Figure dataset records
— Begin —

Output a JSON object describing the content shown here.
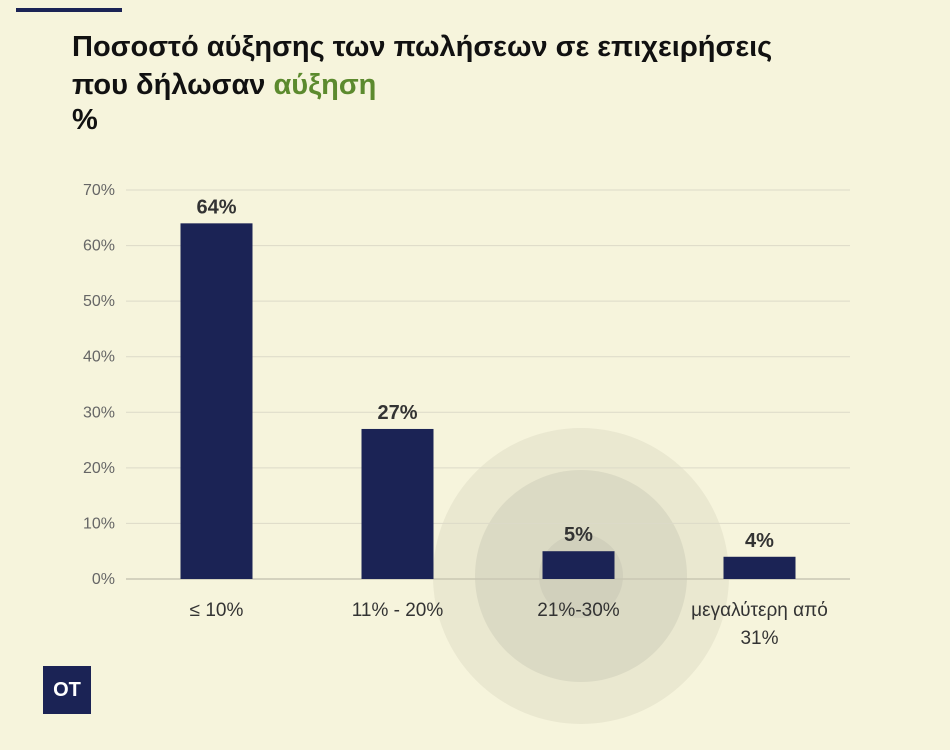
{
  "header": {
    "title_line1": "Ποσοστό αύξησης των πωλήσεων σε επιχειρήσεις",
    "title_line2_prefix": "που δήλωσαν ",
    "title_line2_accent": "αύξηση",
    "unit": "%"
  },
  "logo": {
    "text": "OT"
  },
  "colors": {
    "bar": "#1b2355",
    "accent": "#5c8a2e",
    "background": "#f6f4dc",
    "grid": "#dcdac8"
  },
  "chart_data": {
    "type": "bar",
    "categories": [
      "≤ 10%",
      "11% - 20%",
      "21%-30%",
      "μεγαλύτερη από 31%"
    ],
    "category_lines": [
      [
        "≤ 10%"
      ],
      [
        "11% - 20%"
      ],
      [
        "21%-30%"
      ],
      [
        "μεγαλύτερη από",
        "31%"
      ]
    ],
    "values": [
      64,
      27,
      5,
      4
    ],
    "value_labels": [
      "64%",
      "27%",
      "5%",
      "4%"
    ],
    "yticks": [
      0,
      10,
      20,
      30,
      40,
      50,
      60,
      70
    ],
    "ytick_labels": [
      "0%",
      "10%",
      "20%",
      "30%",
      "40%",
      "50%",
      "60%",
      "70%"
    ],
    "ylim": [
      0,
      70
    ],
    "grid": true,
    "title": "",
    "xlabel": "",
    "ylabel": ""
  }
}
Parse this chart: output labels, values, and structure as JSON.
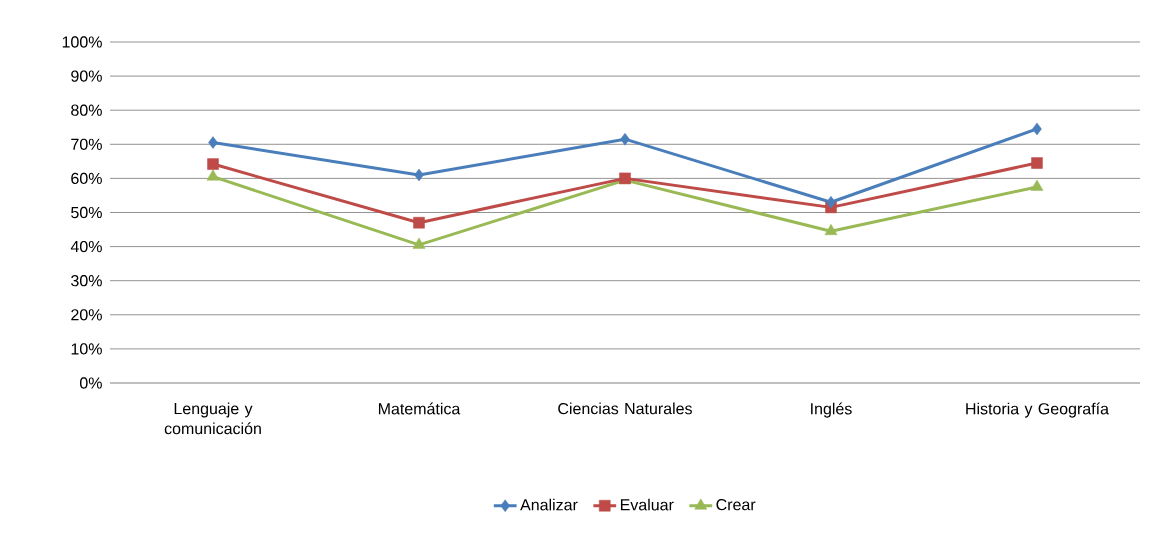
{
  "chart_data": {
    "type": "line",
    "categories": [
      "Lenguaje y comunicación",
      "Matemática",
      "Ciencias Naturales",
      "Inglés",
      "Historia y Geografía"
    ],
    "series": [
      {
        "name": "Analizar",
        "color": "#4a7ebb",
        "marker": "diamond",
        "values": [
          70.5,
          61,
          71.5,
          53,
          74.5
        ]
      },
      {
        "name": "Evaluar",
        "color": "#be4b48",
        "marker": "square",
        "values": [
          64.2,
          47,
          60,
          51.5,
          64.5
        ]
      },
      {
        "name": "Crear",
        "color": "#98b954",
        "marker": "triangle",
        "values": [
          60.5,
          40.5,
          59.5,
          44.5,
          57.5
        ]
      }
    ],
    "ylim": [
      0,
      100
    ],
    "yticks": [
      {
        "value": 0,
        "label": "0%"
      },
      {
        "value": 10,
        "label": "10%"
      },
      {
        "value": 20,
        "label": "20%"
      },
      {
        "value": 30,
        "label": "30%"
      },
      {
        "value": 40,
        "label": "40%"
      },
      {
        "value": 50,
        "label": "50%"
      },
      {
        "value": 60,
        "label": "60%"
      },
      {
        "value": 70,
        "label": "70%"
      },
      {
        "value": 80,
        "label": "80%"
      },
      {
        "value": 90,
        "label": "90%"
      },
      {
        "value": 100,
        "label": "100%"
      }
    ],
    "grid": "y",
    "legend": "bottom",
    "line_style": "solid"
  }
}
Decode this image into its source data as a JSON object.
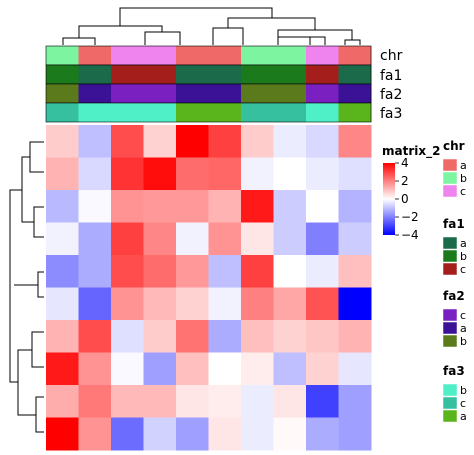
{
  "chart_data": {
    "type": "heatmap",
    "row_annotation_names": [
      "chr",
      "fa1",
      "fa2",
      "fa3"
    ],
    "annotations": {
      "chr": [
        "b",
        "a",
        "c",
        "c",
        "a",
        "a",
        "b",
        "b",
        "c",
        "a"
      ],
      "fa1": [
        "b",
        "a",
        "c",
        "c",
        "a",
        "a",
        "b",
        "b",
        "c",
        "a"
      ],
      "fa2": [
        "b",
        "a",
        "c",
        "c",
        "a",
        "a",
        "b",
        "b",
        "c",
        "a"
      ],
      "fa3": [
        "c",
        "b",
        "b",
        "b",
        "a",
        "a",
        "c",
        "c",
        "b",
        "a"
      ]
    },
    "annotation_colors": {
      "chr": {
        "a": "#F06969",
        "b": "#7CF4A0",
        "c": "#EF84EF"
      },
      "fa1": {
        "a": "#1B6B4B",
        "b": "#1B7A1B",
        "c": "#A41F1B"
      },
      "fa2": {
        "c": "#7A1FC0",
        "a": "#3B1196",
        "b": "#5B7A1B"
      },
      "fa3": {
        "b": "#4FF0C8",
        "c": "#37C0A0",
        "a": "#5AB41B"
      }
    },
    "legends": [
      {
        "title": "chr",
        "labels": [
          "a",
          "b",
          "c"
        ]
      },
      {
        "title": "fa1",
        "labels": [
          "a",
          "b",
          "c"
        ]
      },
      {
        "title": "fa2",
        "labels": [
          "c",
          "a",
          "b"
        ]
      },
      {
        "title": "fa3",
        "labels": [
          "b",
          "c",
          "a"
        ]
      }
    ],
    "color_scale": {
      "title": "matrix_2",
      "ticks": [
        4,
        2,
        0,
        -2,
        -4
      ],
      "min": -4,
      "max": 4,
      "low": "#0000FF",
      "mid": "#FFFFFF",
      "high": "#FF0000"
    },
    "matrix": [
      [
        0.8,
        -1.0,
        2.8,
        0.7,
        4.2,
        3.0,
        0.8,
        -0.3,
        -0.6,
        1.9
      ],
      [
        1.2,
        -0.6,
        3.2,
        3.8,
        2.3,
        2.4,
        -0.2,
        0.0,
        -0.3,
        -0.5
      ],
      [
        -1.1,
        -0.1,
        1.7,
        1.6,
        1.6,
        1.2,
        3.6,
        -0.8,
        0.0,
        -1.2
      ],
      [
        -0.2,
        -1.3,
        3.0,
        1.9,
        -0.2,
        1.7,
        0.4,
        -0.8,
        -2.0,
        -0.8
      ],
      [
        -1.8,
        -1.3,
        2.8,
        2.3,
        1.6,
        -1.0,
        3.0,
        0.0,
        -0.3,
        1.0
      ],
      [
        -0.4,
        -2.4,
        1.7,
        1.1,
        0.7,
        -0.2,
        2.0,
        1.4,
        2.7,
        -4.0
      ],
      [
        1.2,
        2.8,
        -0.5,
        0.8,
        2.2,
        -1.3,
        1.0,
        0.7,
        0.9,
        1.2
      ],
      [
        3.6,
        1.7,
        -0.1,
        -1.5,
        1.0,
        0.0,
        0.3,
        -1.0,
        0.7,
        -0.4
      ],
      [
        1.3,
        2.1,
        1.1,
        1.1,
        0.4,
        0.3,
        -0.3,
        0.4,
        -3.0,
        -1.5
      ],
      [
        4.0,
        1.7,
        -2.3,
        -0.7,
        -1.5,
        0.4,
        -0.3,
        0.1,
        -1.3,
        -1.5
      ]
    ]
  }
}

— End —

• PROBLEM DETAILS
Search the data for "JSON". Copy every line that has it.

• THE COMPLETED TASK
Output a JSON object describing the content shown here.
Parse this chart: output labels, values, and structure as JSON.
Decode this image into its source data as a JSON object.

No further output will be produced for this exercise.